---------- Information provided

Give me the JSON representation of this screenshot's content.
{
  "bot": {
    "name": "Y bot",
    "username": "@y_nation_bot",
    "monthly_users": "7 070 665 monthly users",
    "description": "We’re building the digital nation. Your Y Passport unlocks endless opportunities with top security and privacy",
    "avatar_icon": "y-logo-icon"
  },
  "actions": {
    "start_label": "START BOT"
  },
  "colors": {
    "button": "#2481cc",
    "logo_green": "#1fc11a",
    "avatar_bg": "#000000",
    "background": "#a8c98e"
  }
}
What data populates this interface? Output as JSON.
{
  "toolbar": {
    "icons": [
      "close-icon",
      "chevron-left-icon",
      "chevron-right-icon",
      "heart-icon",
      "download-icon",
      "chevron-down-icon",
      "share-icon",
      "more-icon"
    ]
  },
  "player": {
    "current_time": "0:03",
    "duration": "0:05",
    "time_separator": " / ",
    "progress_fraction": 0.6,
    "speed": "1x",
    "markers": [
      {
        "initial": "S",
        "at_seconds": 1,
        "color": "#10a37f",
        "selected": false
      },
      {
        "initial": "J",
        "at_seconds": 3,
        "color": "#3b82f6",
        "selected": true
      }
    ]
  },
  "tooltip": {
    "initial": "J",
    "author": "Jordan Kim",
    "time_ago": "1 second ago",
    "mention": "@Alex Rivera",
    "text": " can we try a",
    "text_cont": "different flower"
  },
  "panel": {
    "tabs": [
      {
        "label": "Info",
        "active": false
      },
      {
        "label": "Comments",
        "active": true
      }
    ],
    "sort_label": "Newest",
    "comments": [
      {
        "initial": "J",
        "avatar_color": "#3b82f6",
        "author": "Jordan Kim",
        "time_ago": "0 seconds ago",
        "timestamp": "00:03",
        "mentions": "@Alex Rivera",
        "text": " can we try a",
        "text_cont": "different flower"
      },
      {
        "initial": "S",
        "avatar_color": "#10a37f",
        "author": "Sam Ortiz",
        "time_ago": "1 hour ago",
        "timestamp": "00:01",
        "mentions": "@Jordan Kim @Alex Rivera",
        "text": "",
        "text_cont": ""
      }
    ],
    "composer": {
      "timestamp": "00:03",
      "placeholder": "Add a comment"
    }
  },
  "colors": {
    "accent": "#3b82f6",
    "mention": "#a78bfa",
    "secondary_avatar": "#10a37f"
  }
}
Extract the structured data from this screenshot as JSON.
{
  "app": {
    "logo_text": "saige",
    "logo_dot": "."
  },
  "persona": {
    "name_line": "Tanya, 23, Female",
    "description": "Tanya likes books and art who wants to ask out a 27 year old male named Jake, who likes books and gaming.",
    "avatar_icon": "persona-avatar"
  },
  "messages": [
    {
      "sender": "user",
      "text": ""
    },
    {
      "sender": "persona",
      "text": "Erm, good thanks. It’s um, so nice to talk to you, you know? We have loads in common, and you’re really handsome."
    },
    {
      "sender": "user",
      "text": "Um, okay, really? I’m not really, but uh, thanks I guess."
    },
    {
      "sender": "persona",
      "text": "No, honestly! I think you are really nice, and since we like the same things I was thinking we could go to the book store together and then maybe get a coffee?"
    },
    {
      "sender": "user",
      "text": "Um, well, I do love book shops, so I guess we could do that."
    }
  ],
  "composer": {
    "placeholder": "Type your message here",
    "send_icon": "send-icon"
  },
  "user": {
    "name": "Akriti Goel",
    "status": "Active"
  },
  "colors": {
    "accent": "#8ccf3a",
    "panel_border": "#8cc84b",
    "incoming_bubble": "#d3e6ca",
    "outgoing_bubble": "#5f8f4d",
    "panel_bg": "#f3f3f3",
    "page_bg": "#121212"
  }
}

--------------------

Requirements » Collect each line above holding the string "Tanya".

Reply to the exercise »
    "name_line": "Tanya, 23, Female",
    "description": "Tanya likes books and art who wants to ask out a 27 year old male named Jake, who likes books and gaming.",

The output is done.